▸ **Goal**:
Show all lines from the data that include the word "change".

▸ **Extracted material**:
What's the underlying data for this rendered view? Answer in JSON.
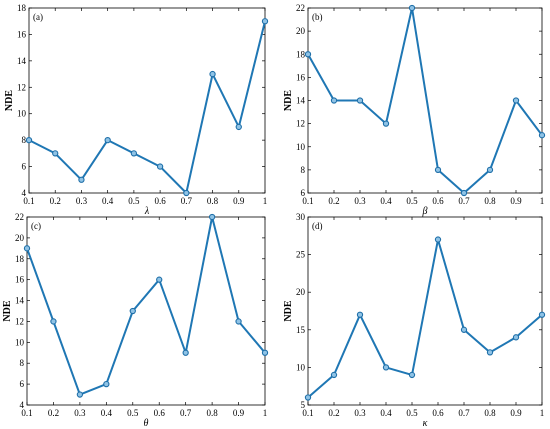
{
  "colors": {
    "line": "#1f77b4",
    "marker_edge": "#1f6fa8",
    "axes": "#000000"
  },
  "chart_data": [
    {
      "type": "line",
      "panel_label": "(a)",
      "xlabel": "λ",
      "ylabel": "NDE",
      "xlim": [
        0.1,
        1
      ],
      "ylim": [
        4,
        18
      ],
      "xticks": [
        0.1,
        0.2,
        0.3,
        0.4,
        0.5,
        0.6,
        0.7,
        0.8,
        0.9,
        1
      ],
      "xtick_labels": [
        "0.1",
        "0.2",
        "0.3",
        "0.4",
        "0.5",
        "0.6",
        "0.7",
        "0.8",
        "0.9",
        "1"
      ],
      "yticks": [
        4,
        6,
        8,
        10,
        12,
        14,
        16,
        18
      ],
      "ytick_labels": [
        "4",
        "6",
        "8",
        "10",
        "12",
        "14",
        "16",
        "18"
      ],
      "x": [
        0.1,
        0.2,
        0.3,
        0.4,
        0.5,
        0.6,
        0.7,
        0.8,
        0.9,
        1
      ],
      "y": [
        8,
        7,
        5,
        8,
        7,
        6,
        4,
        13,
        9,
        17
      ],
      "grid": false
    },
    {
      "type": "line",
      "panel_label": "(b)",
      "xlabel": "β",
      "ylabel": "NDE",
      "xlim": [
        0.1,
        1
      ],
      "ylim": [
        6,
        22
      ],
      "xticks": [
        0.1,
        0.2,
        0.3,
        0.4,
        0.5,
        0.6,
        0.7,
        0.8,
        0.9,
        1
      ],
      "xtick_labels": [
        "0.1",
        "0.2",
        "0.3",
        "0.4",
        "0.5",
        "0.6",
        "0.7",
        "0.8",
        "0.9",
        "1"
      ],
      "yticks": [
        6,
        8,
        10,
        12,
        14,
        16,
        18,
        20,
        22
      ],
      "ytick_labels": [
        "6",
        "8",
        "10",
        "12",
        "14",
        "16",
        "18",
        "20",
        "22"
      ],
      "x": [
        0.1,
        0.2,
        0.3,
        0.4,
        0.5,
        0.6,
        0.7,
        0.8,
        0.9,
        1
      ],
      "y": [
        18,
        14,
        14,
        12,
        22,
        8,
        6,
        8,
        14,
        11
      ],
      "grid": false
    },
    {
      "type": "line",
      "panel_label": "(c)",
      "xlabel": "θ",
      "ylabel": "NDE",
      "xlim": [
        0.1,
        1
      ],
      "ylim": [
        4,
        22
      ],
      "xticks": [
        0.1,
        0.2,
        0.3,
        0.4,
        0.5,
        0.6,
        0.7,
        0.8,
        0.9,
        1
      ],
      "xtick_labels": [
        "0.1",
        "0.2",
        "0.3",
        "0.4",
        "0.5",
        "0.6",
        "0.7",
        "0.8",
        "0.9",
        "1"
      ],
      "yticks": [
        4,
        6,
        8,
        10,
        12,
        14,
        16,
        18,
        20,
        22
      ],
      "ytick_labels": [
        "4",
        "6",
        "8",
        "10",
        "12",
        "14",
        "16",
        "18",
        "20",
        "22"
      ],
      "x": [
        0.1,
        0.2,
        0.3,
        0.4,
        0.5,
        0.6,
        0.7,
        0.8,
        0.9,
        1
      ],
      "y": [
        19,
        12,
        5,
        6,
        13,
        16,
        9,
        22,
        12,
        9
      ],
      "grid": false
    },
    {
      "type": "line",
      "panel_label": "(d)",
      "xlabel": "κ",
      "ylabel": "NDE",
      "xlim": [
        0.1,
        1
      ],
      "ylim": [
        5,
        30
      ],
      "xticks": [
        0.1,
        0.2,
        0.3,
        0.4,
        0.5,
        0.6,
        0.7,
        0.8,
        0.9,
        1
      ],
      "xtick_labels": [
        "0.1",
        "0.2",
        "0.3",
        "0.4",
        "0.5",
        "0.6",
        "0.7",
        "0.8",
        "0.9",
        "1"
      ],
      "yticks": [
        5,
        10,
        15,
        20,
        25,
        30
      ],
      "ytick_labels": [
        "5",
        "10",
        "15",
        "20",
        "25",
        "30"
      ],
      "x": [
        0.1,
        0.2,
        0.3,
        0.4,
        0.5,
        0.6,
        0.7,
        0.8,
        0.9,
        1
      ],
      "y": [
        6,
        9,
        17,
        10,
        9,
        27,
        15,
        12,
        14,
        17
      ],
      "grid": false
    }
  ]
}
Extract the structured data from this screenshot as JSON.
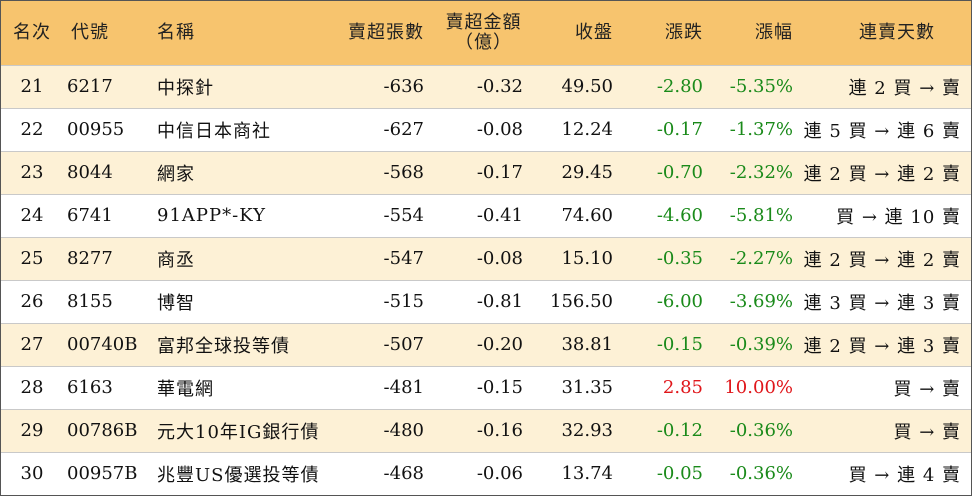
{
  "header": {
    "rank": "名次",
    "code": "代號",
    "name": "名稱",
    "sell_shares": "賣超張數",
    "sell_amount_line1": "賣超金額",
    "sell_amount_line2": "（億）",
    "close": "收盤",
    "change": "漲跌",
    "pct": "漲幅",
    "streak": "連賣天數"
  },
  "colors": {
    "header_bg": "#f7c46e",
    "row_alt_bg": "#fdf1d6",
    "down": "#1a8a1a",
    "up": "#e0161a"
  },
  "rows": [
    {
      "rank": "21",
      "code": "6217",
      "name": "中探針",
      "shares": "-636",
      "amount": "-0.32",
      "close": "49.50",
      "change": "-2.80",
      "pct": "-5.35%",
      "dir": "down",
      "streak": "連 2 買 → 賣"
    },
    {
      "rank": "22",
      "code": "00955",
      "name": "中信日本商社",
      "shares": "-627",
      "amount": "-0.08",
      "close": "12.24",
      "change": "-0.17",
      "pct": "-1.37%",
      "dir": "down",
      "streak": "連 5 買 → 連 6 賣"
    },
    {
      "rank": "23",
      "code": "8044",
      "name": "網家",
      "shares": "-568",
      "amount": "-0.17",
      "close": "29.45",
      "change": "-0.70",
      "pct": "-2.32%",
      "dir": "down",
      "streak": "連 2 買 → 連 2 賣"
    },
    {
      "rank": "24",
      "code": "6741",
      "name": "91APP*-KY",
      "shares": "-554",
      "amount": "-0.41",
      "close": "74.60",
      "change": "-4.60",
      "pct": "-5.81%",
      "dir": "down",
      "streak": "買 → 連 10 賣"
    },
    {
      "rank": "25",
      "code": "8277",
      "name": "商丞",
      "shares": "-547",
      "amount": "-0.08",
      "close": "15.10",
      "change": "-0.35",
      "pct": "-2.27%",
      "dir": "down",
      "streak": "連 2 買 → 連 2 賣"
    },
    {
      "rank": "26",
      "code": "8155",
      "name": "博智",
      "shares": "-515",
      "amount": "-0.81",
      "close": "156.50",
      "change": "-6.00",
      "pct": "-3.69%",
      "dir": "down",
      "streak": "連 3 買 → 連 3 賣"
    },
    {
      "rank": "27",
      "code": "00740B",
      "name": "富邦全球投等債",
      "shares": "-507",
      "amount": "-0.20",
      "close": "38.81",
      "change": "-0.15",
      "pct": "-0.39%",
      "dir": "down",
      "streak": "連 2 買 → 連 3 賣"
    },
    {
      "rank": "28",
      "code": "6163",
      "name": "華電網",
      "shares": "-481",
      "amount": "-0.15",
      "close": "31.35",
      "change": "2.85",
      "pct": "10.00%",
      "dir": "up",
      "streak": "買 → 賣"
    },
    {
      "rank": "29",
      "code": "00786B",
      "name": "元大10年IG銀行債",
      "shares": "-480",
      "amount": "-0.16",
      "close": "32.93",
      "change": "-0.12",
      "pct": "-0.36%",
      "dir": "down",
      "streak": "買 → 賣"
    },
    {
      "rank": "30",
      "code": "00957B",
      "name": "兆豐US優選投等債",
      "shares": "-468",
      "amount": "-0.06",
      "close": "13.74",
      "change": "-0.05",
      "pct": "-0.36%",
      "dir": "down",
      "streak": "買 → 連 4 賣"
    }
  ]
}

▸ **Full answer**:
    "change": "漲跌",
      "change": "-2.80",
      "change": "-0.17",
      "change": "-0.70",
      "change": "-4.60",
      "change": "-0.35",
      "change": "-6.00",
      "change": "-0.15",
      "change": "2.85",
      "change": "-0.12",
      "change": "-0.05",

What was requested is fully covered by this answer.